**** SUPPLIED DATA ****

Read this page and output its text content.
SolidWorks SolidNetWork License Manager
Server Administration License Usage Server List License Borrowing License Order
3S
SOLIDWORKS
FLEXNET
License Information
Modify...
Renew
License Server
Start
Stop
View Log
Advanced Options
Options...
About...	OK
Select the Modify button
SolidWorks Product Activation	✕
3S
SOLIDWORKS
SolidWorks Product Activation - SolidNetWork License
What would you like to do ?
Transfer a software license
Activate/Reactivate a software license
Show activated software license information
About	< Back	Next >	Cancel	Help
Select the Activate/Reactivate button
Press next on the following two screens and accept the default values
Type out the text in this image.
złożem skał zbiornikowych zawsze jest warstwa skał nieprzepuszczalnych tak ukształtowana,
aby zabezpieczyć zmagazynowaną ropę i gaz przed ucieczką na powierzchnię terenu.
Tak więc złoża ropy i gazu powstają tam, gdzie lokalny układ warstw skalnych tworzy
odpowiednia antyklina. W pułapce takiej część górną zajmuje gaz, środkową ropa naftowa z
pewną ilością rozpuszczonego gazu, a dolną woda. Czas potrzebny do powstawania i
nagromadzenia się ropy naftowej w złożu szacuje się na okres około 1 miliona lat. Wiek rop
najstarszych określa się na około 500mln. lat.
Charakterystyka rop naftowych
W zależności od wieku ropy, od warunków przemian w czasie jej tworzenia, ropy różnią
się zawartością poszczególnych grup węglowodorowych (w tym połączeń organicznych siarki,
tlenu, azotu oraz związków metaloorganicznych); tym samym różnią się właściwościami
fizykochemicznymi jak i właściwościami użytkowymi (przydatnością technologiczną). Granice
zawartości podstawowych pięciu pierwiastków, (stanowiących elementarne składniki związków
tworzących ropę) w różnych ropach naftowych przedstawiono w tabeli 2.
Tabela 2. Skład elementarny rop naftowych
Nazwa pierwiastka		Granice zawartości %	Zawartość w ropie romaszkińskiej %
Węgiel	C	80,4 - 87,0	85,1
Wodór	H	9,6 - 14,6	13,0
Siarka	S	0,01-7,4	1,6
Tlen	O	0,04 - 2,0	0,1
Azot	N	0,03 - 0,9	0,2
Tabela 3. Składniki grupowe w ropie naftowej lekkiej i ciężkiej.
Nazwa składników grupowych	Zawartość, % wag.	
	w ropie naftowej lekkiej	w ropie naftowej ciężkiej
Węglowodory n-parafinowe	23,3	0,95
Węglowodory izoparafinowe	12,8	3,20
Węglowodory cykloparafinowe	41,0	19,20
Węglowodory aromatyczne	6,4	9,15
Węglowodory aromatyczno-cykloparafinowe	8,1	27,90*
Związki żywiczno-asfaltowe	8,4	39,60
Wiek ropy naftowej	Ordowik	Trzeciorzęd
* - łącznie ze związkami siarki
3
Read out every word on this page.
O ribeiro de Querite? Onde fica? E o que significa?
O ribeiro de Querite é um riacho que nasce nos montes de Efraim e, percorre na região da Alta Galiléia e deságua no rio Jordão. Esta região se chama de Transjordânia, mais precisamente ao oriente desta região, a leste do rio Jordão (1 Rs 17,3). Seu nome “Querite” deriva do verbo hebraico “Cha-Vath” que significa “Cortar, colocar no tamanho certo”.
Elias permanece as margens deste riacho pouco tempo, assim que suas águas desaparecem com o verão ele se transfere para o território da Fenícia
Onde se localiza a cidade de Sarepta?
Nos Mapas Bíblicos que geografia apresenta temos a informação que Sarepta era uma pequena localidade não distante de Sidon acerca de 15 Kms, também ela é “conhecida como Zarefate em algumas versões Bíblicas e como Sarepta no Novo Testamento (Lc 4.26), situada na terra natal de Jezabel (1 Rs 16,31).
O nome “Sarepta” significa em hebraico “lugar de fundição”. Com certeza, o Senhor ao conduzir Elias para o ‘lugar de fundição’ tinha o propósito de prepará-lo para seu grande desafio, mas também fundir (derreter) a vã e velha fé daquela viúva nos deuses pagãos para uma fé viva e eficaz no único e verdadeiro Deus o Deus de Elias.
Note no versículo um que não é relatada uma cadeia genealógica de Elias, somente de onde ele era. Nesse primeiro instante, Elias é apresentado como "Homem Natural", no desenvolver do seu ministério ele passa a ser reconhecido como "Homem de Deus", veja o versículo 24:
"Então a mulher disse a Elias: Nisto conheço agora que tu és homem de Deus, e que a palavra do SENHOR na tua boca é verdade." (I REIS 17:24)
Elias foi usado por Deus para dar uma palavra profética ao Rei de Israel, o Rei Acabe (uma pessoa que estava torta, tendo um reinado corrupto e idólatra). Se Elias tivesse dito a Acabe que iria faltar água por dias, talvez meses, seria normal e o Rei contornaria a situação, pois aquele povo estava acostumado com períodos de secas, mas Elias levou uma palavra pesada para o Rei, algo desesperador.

****

** TASK TO COMPLETE **
Every entry in the listing must be retyped exactly.

** COMPLETE RESPONSE **
Read this page and output its text content.
SolidWorks SolidNetWork License Manager
Server Administration License Usage Server List License Borrowing License Order
3S
SOLIDWORKS
FLEXNET
License Information
Modify...
Renew
License Server
Start
Stop
View Log
Advanced Options
Options...
About...	OK
Select the Modify button
SolidWorks Product Activation	✕
3S
SOLIDWORKS
SolidWorks Product Activation - SolidNetWork License
What would you like to do ?
Transfer a software license
Activate/Reactivate a software license
Show activated software license information
About	< Back	Next >	Cancel	Help
Select the Activate/Reactivate button
Press next on the following two screens and accept the default values
Type out the text in this image.
złożem skał zbiornikowych zawsze jest warstwa skał nieprzepuszczalnych tak ukształtowana,
aby zabezpieczyć zmagazynowaną ropę i gaz przed ucieczką na powierzchnię terenu.
Tak więc złoża ropy i gazu powstają tam, gdzie lokalny układ warstw skalnych tworzy
odpowiednia antyklina. W pułapce takiej część górną zajmuje gaz, środkową ropa naftowa z
pewną ilością rozpuszczonego gazu, a dolną woda. Czas potrzebny do powstawania i
nagromadzenia się ropy naftowej w złożu szacuje się na okres około 1 miliona lat. Wiek rop
najstarszych określa się na około 500mln. lat.
Charakterystyka rop naftowych
W zależności od wieku ropy, od warunków przemian w czasie jej tworzenia, ropy różnią
się zawartością poszczególnych grup węglowodorowych (w tym połączeń organicznych siarki,
tlenu, azotu oraz związków metaloorganicznych); tym samym różnią się właściwościami
fizykochemicznymi jak i właściwościami użytkowymi (przydatnością technologiczną). Granice
zawartości podstawowych pięciu pierwiastków, (stanowiących elementarne składniki związków
tworzących ropę) w różnych ropach naftowych przedstawiono w tabeli 2.
Tabela 2. Skład elementarny rop naftowych
Nazwa pierwiastka		Granice zawartości %	Zawartość w ropie romaszkińskiej %
Węgiel	C	80,4 - 87,0	85,1
Wodór	H	9,6 - 14,6	13,0
Siarka	S	0,01-7,4	1,6
Tlen	O	0,04 - 2,0	0,1
Azot	N	0,03 - 0,9	0,2
Tabela 3. Składniki grupowe w ropie naftowej lekkiej i ciężkiej.
Nazwa składników grupowych	Zawartość, % wag.	
	w ropie naftowej lekkiej	w ropie naftowej ciężkiej
Węglowodory n-parafinowe	23,3	0,95
Węglowodory izoparafinowe	12,8	3,20
Węglowodory cykloparafinowe	41,0	19,20
Węglowodory aromatyczne	6,4	9,15
Węglowodory aromatyczno-cykloparafinowe	8,1	27,90*
Związki żywiczno-asfaltowe	8,4	39,60
Wiek ropy naftowej	Ordowik	Trzeciorzęd
* - łącznie ze związkami siarki
3
Read out every word on this page.
O ribeiro de Querite? Onde fica? E o que significa?
O ribeiro de Querite é um riacho que nasce nos montes de Efraim e, percorre na região da Alta Galiléia e deságua no rio Jordão. Esta região se chama de Transjordânia, mais precisamente ao oriente desta região, a leste do rio Jordão (1 Rs 17,3). Seu nome “Querite” deriva do verbo hebraico “Cha-Vath” que significa “Cortar, colocar no tamanho certo”.
Elias permanece as margens deste riacho pouco tempo, assim que suas águas desaparecem com o verão ele se transfere para o território da Fenícia
Onde se localiza a cidade de Sarepta?
Nos Mapas Bíblicos que geografia apresenta temos a informação que Sarepta era uma pequena localidade não distante de Sidon acerca de 15 Kms, também ela é “conhecida como Zarefate em algumas versões Bíblicas e como Sarepta no Novo Testamento (Lc 4.26), situada na terra natal de Jezabel (1 Rs 16,31).
O nome “Sarepta” significa em hebraico “lugar de fundição”. Com certeza, o Senhor ao conduzir Elias para o ‘lugar de fundição’ tinha o propósito de prepará-lo para seu grande desafio, mas também fundir (derreter) a vã e velha fé daquela viúva nos deuses pagãos para uma fé viva e eficaz no único e verdadeiro Deus o Deus de Elias.
Note no versículo um que não é relatada uma cadeia genealógica de Elias, somente de onde ele era. Nesse primeiro instante, Elias é apresentado como "Homem Natural", no desenvolver do seu ministério ele passa a ser reconhecido como "Homem de Deus", veja o versículo 24:
"Então a mulher disse a Elias: Nisto conheço agora que tu és homem de Deus, e que a palavra do SENHOR na tua boca é verdade." (I REIS 17:24)
Elias foi usado por Deus para dar uma palavra profética ao Rei de Israel, o Rei Acabe (uma pessoa que estava torta, tendo um reinado corrupto e idólatra). Se Elias tivesse dito a Acabe que iria faltar água por dias, talvez meses, seria normal e o Rei contornaria a situação, pois aquele povo estava acostumado com períodos de secas, mas Elias levou uma palavra pesada para o Rei, algo desesperador.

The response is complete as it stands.